* [Problem to solve]
Isolate every line in the records below with "this" in it.

* [Data records]
■ ■ ■ ■ ■ ■ ■

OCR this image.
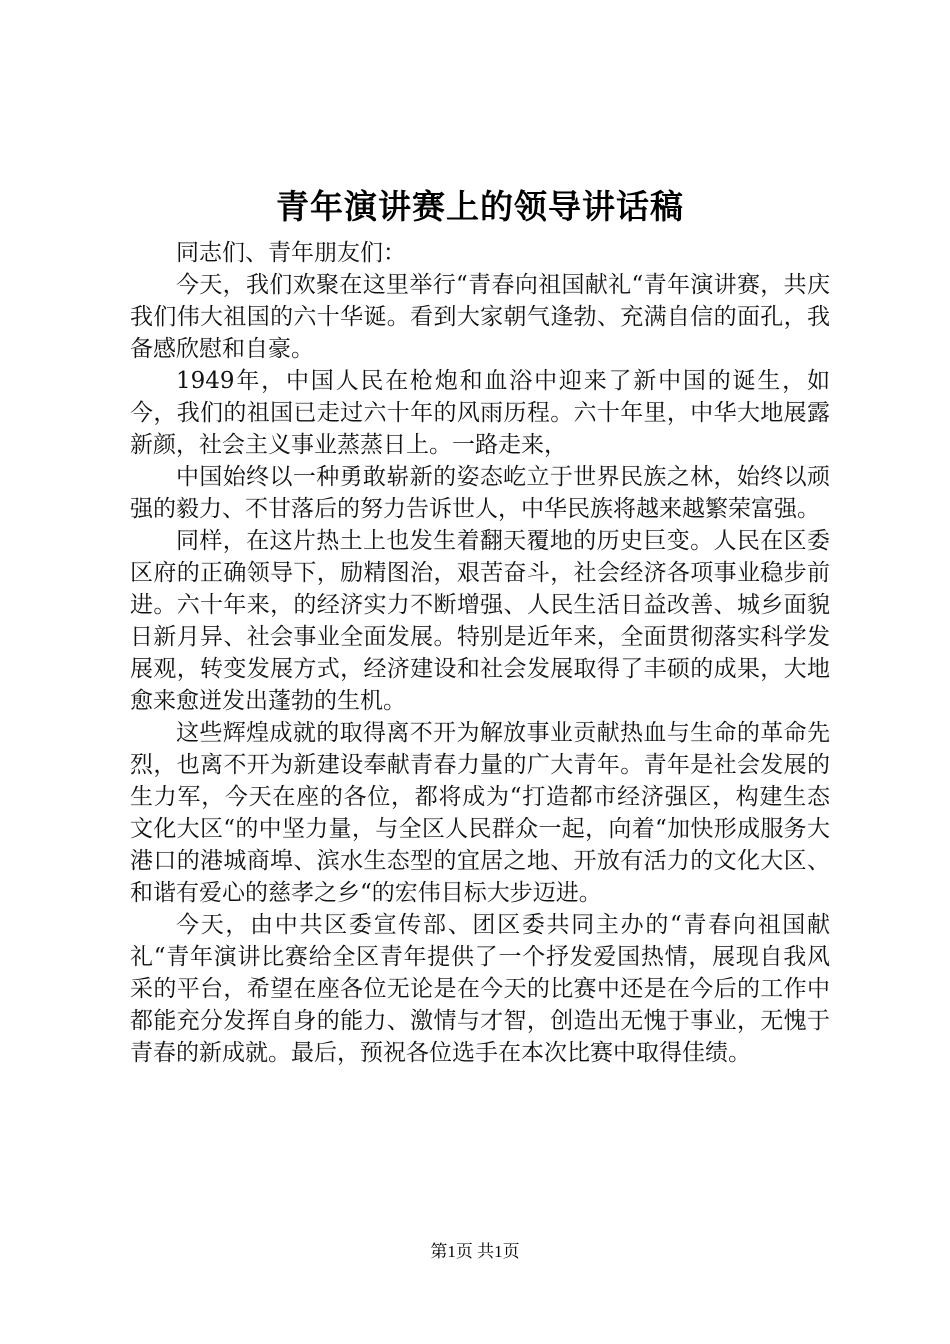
青年演讲赛上的领导讲话稿

同志们、青年朋友们：

今天，我们欢聚在这里举行“青春向祖国献礼“青年演讲赛，共庆我们伟大祖国的六十华诞。看到大家朝气逢勃、充满自信的面孔，我备感欣慰和自豪。

1949年，中国人民在枪炮和血浴中迎来了新中国的诞生，如今，我们的祖国已走过六十年的风雨历程。六十年里，中华大地展露新颜，社会主义事业蒸蒸日上。一路走来，

中国始终以一种勇敢崭新的姿态屹立于世界民族之林，始终以顽强的毅力、不甘落后的努力告诉世人，中华民族将越来越繁荣富强。

同样，在这片热土上也发生着翻天覆地的历史巨变。人民在区委区府的正确领导下，励精图治，艰苦奋斗，社会经济各项事业稳步前进。六十年来，的经济实力不断增强、人民生活日益改善、城乡面貌日新月异、社会事业全面发展。特别是近年来，全面贯彻落实科学发展观，转变发展方式，经济建设和社会发展取得了丰硕的成果，大地愈来愈迸发出蓬勃的生机。

这些辉煌成就的取得离不开为解放事业贡献热血与生命的革命先烈，也离不开为新建设奉献青春力量的广大青年。青年是社会发展的生力军，今天在座的各位，都将成为“打造都市经济强区，构建生态文化大区“的中坚力量，与全区人民群众一起，向着“加快形成服务大港口的港城商埠、滨水生态型的宜居之地、开放有活力的文化大区、和谐有爱心的慈孝之乡“的宏伟目标大步迈进。

今天，由中共区委宣传部、团区委共同主办的“青春向祖国献礼“青年演讲比赛给全区青年提供了一个抒发爱国热情，展现自我风采的平台，希望在座各位无论是在今天的比赛中还是在今后的工作中都能充分发挥自身的能力、激情与才智，创造出无愧于事业，无愧于青春的新成就。最后，预祝各位选手在本次比赛中取得佳绩。

第1页 共1页
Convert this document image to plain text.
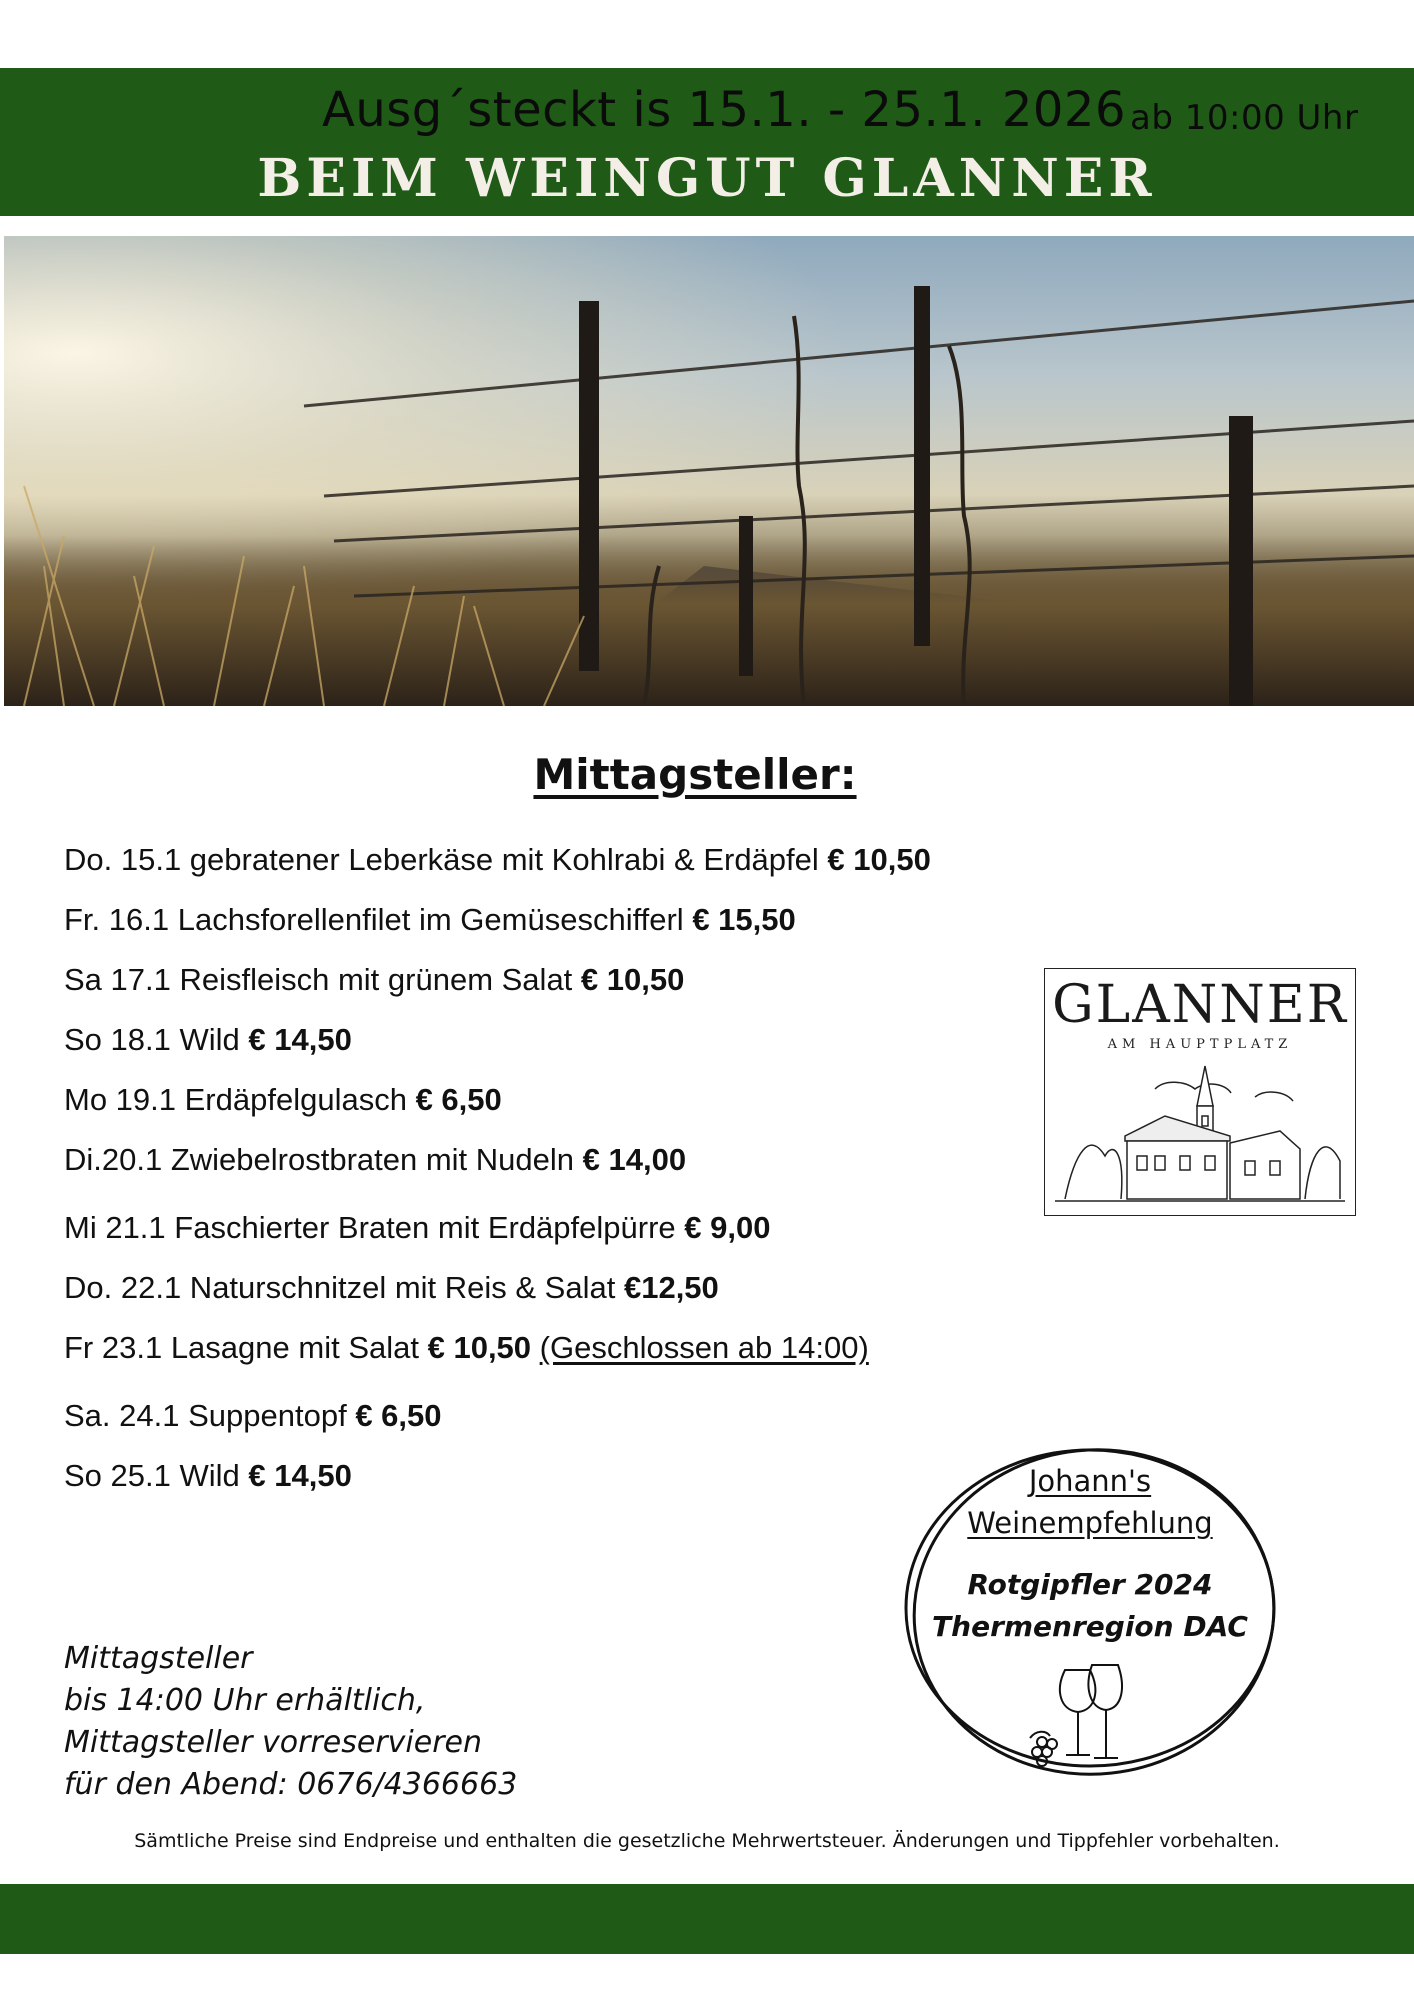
Ausg´steckt is 15.1. - 25.1. 2026 ab 10:00 Uhr
BEIM WEINGUT GLANNER
Mittagsteller:
Do. 15.1 gebratener Leberkäse mit Kohlrabi & Erdäpfel € 10,50
Fr. 16.1 Lachsforellenfilet im Gemüseschifferl € 15,50
Sa 17.1 Reisfleisch mit grünem Salat € 10,50
So 18.1 Wild € 14,50
Mo 19.1 Erdäpfelgulasch € 6,50
Di.20.1 Zwiebelrostbraten mit Nudeln € 14,00
Mi 21.1 Faschierter Braten mit Erdäpfelpürre € 9,00
Do. 22.1 Naturschnitzel mit Reis & Salat €12,50
Fr 23.1 Lasagne mit Salat € 10,50 (Geschlossen ab 14:00)
Sa. 24.1 Suppentopf € 6,50
So 25.1 Wild € 14,50
GLANNER
AM HAUPTPLATZ
Johann's
Weinempfehlung
Rotgipfler 2024
Thermenregion DAC
Mittagsteller
bis 14:00 Uhr erhältlich,
Mittagsteller vorreservieren
für den Abend: 0676/4366663
Sämtliche Preise sind Endpreise und enthalten die gesetzliche Mehrwertsteuer. Änderungen und Tippfehler vorbehalten.
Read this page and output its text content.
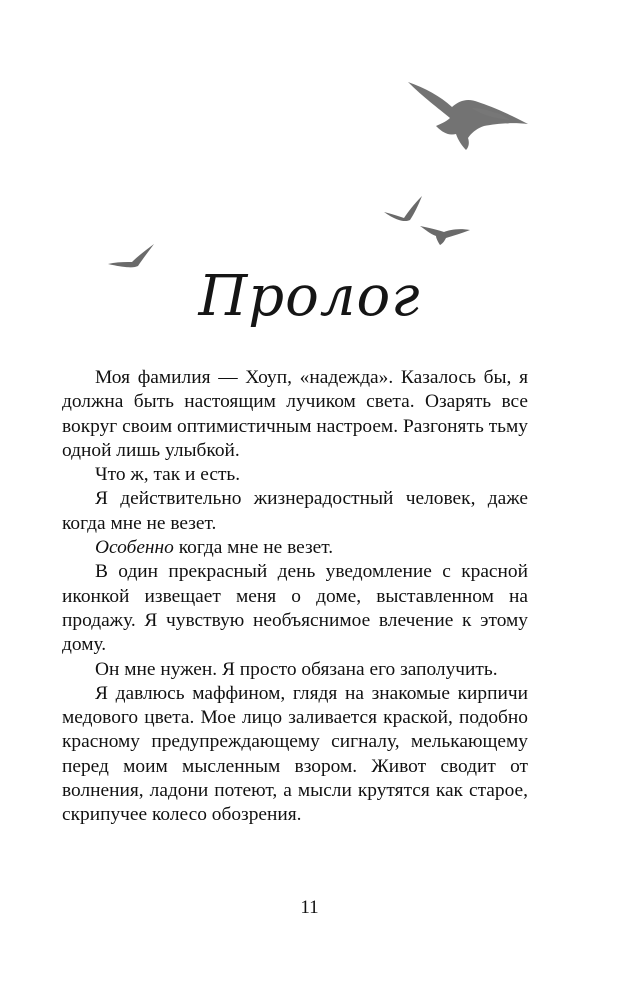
Пролог

Моя фамилия — Хоуп, «надежда». Казалось бы, я должна быть настоящим лучиком света. Озарять все вокруг своим оптимистичным настроем. Разгонять тьму одной лишь улыбкой.

Что ж, так и есть.

Я действительно жизнерадостный человек, даже когда мне не везет.

Особенно когда мне не везет.

В один прекрасный день уведомление с красной иконкой извещает меня о доме, выставленном на продажу. Я чувствую необъяснимое влечение к этому дому.

Он мне нужен. Я просто обязана его заполучить.

Я давлюсь маффином, глядя на знакомые кирпичи медового цвета. Мое лицо заливается краской, подобно красному предупреждающему сигналу, мелькающему перед моим мысленным взором. Живот сводит от волнения, ладони потеют, а мысли крутятся как старое, скрипучее колесо обозрения.

11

■ ■ ■ ■ ■ ■ ■

* [Written answer]
OCR this image.
Convert this document image to plain text.
Read this page and output its text content.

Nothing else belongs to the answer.